Look through the records below and give the number of lines holding the string "Contains", nothing more.

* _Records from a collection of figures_

########################################

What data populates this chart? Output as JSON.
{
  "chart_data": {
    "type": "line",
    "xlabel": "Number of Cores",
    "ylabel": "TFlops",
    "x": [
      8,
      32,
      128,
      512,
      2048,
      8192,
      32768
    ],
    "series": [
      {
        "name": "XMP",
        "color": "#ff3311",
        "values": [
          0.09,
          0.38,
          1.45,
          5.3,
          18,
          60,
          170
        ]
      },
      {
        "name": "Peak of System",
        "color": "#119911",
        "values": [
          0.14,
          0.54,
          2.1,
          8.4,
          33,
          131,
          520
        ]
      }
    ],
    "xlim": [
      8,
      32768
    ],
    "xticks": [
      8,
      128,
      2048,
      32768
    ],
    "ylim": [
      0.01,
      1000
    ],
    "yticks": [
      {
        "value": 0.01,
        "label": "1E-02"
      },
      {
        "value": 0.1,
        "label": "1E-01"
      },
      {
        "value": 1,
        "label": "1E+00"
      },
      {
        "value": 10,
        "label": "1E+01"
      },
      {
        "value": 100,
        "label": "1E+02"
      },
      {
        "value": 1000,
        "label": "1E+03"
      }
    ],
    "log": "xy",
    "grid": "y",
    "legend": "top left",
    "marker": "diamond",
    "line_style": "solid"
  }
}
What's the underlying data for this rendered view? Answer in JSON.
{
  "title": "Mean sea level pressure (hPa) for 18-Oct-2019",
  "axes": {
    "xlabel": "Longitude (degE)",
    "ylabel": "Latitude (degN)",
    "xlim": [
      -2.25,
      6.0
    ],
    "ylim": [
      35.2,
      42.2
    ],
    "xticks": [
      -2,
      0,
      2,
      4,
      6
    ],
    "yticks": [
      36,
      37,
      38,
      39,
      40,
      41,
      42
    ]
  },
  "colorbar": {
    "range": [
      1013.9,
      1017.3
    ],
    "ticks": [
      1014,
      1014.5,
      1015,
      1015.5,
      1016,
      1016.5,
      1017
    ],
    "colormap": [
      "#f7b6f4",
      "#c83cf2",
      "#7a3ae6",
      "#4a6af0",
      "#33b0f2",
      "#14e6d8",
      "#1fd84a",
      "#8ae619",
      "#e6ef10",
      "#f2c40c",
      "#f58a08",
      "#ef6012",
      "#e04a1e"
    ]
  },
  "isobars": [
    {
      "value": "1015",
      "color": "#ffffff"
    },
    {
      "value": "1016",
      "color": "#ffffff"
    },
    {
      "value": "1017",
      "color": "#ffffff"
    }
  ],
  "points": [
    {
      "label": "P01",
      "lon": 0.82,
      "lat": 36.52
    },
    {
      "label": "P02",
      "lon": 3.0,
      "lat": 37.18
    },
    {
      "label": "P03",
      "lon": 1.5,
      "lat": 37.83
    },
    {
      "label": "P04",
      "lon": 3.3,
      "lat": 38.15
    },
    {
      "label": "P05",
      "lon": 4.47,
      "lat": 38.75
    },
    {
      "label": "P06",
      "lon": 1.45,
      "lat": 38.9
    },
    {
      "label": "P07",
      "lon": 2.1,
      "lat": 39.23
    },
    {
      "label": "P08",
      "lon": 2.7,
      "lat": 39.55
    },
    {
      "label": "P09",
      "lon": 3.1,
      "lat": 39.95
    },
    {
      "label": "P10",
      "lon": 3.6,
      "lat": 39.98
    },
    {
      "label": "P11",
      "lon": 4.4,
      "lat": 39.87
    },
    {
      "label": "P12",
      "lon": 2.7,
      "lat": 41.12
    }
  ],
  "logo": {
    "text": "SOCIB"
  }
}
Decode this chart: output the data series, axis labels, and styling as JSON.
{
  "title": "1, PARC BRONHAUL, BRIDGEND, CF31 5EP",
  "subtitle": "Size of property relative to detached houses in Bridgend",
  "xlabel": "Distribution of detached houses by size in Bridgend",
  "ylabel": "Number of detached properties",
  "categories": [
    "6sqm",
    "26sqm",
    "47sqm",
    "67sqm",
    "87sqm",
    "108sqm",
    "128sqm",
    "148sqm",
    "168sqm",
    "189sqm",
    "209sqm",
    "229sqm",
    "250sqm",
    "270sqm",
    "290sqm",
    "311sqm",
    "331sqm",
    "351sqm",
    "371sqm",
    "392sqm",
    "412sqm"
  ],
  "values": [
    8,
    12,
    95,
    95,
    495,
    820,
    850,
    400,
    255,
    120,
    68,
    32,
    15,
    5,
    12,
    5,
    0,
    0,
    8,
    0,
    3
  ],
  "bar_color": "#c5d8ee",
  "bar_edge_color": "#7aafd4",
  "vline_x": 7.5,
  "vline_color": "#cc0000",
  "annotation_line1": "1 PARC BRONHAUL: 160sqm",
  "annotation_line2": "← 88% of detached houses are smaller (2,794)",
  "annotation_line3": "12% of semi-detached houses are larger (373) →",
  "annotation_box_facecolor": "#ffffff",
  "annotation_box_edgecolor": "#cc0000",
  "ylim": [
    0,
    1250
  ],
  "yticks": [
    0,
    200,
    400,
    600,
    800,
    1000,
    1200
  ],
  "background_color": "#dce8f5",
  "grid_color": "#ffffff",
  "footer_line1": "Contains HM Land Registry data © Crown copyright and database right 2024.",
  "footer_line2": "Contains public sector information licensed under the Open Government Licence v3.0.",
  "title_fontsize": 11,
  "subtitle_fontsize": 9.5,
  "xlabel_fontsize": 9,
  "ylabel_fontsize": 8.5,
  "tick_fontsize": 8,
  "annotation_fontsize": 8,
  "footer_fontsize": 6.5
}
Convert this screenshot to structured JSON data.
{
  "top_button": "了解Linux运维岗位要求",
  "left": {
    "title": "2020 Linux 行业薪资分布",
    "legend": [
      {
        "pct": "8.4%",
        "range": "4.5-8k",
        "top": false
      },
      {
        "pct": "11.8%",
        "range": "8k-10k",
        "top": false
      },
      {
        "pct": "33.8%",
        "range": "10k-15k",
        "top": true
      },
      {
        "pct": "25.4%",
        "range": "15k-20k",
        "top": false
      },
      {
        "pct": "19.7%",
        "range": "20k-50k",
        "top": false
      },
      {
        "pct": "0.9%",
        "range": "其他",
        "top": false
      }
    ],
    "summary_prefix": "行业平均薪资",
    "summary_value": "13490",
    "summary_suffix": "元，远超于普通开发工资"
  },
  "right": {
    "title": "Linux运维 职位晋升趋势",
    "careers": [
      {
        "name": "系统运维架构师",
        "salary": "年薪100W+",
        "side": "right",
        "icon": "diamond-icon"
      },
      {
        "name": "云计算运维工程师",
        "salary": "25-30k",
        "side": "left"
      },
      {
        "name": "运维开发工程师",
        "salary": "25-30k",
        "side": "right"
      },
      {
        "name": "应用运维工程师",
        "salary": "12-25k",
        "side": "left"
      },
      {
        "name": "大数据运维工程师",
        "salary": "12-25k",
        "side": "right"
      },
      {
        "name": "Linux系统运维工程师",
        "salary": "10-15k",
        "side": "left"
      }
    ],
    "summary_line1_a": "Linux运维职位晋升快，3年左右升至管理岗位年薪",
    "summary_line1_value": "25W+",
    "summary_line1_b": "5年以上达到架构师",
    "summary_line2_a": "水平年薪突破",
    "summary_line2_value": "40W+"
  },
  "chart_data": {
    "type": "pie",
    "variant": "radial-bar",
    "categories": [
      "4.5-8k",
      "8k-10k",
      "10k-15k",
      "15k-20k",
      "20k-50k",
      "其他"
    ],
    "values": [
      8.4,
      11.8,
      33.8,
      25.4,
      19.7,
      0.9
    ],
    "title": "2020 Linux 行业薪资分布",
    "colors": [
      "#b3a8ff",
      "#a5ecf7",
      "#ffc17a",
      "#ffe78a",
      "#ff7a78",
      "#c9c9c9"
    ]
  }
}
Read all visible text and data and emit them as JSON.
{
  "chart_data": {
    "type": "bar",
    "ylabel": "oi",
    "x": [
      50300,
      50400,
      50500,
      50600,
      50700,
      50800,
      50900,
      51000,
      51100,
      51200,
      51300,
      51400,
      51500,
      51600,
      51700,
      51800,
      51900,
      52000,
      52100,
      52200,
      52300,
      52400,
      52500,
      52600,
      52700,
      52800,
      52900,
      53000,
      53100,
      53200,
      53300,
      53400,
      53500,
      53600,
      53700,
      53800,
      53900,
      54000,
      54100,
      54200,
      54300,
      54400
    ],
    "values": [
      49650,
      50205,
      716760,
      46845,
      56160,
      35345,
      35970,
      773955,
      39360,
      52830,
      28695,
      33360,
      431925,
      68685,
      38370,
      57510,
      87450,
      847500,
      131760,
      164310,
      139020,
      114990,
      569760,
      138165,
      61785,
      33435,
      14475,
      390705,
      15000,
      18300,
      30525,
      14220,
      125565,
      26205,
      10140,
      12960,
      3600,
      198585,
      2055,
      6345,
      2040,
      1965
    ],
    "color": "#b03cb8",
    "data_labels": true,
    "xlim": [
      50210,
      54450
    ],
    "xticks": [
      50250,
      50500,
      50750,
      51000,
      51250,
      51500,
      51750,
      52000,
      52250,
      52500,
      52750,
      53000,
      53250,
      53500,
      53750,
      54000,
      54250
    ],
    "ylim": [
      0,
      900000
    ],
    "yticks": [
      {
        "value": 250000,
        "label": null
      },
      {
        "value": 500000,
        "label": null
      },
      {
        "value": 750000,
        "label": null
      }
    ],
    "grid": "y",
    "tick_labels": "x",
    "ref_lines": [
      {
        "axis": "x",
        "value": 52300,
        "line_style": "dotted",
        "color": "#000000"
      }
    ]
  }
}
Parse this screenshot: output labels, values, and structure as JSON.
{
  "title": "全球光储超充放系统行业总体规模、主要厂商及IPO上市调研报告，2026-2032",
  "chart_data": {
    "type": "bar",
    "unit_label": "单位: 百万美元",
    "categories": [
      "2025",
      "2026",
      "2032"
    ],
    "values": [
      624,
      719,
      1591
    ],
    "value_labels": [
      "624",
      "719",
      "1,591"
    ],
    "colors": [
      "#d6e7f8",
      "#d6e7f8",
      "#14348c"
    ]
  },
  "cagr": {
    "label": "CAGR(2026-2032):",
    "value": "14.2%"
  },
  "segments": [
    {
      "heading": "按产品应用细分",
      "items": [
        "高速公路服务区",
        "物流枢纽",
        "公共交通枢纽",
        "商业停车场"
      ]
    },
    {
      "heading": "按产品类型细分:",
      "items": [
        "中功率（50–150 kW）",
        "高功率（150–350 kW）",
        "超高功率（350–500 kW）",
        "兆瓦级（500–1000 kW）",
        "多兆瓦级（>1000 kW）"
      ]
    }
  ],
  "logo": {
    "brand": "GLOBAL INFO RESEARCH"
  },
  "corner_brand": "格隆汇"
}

########################################

* _Complete answer_
2